> [ENTRIES SHOWN]
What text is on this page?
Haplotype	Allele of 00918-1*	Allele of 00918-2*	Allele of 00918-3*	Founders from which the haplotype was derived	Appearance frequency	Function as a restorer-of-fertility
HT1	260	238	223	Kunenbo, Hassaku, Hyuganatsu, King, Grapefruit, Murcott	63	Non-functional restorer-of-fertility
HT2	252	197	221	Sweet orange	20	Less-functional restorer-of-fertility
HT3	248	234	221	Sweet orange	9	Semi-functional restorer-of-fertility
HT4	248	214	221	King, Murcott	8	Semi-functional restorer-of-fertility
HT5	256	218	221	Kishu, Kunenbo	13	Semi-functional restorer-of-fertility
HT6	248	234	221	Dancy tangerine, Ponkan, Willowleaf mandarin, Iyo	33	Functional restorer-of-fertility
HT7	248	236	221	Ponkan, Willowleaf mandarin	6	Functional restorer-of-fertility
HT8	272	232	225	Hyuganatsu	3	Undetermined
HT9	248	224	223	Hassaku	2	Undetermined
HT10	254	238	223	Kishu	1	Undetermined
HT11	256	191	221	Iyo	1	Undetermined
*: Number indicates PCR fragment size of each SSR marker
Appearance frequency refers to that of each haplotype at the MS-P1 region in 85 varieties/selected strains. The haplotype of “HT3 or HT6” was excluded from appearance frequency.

> [WORK TO COMPLETE] Output every entry shown above, exactly.

> [THE COMPLETED TASK]
What text is on this page?
Haplotype	Allele of 00918-1*	Allele of 00918-2*	Allele of 00918-3*	Founders from which the haplotype was derived	Appearance frequency	Function as a restorer-of-fertility
HT1	260	238	223	Kunenbo, Hassaku, Hyuganatsu, King, Grapefruit, Murcott	63	Non-functional restorer-of-fertility
HT2	252	197	221	Sweet orange	20	Less-functional restorer-of-fertility
HT3	248	234	221	Sweet orange	9	Semi-functional restorer-of-fertility
HT4	248	214	221	King, Murcott	8	Semi-functional restorer-of-fertility
HT5	256	218	221	Kishu, Kunenbo	13	Semi-functional restorer-of-fertility
HT6	248	234	221	Dancy tangerine, Ponkan, Willowleaf mandarin, Iyo	33	Functional restorer-of-fertility
HT7	248	236	221	Ponkan, Willowleaf mandarin	6	Functional restorer-of-fertility
HT8	272	232	225	Hyuganatsu	3	Undetermined
HT9	248	224	223	Hassaku	2	Undetermined
HT10	254	238	223	Kishu	1	Undetermined
HT11	256	191	221	Iyo	1	Undetermined
*: Number indicates PCR fragment size of each SSR marker
Appearance frequency refers to that of each haplotype at the MS-P1 region in 85 varieties/selected strains. The haplotype of “HT3 or HT6” was excluded from appearance frequency.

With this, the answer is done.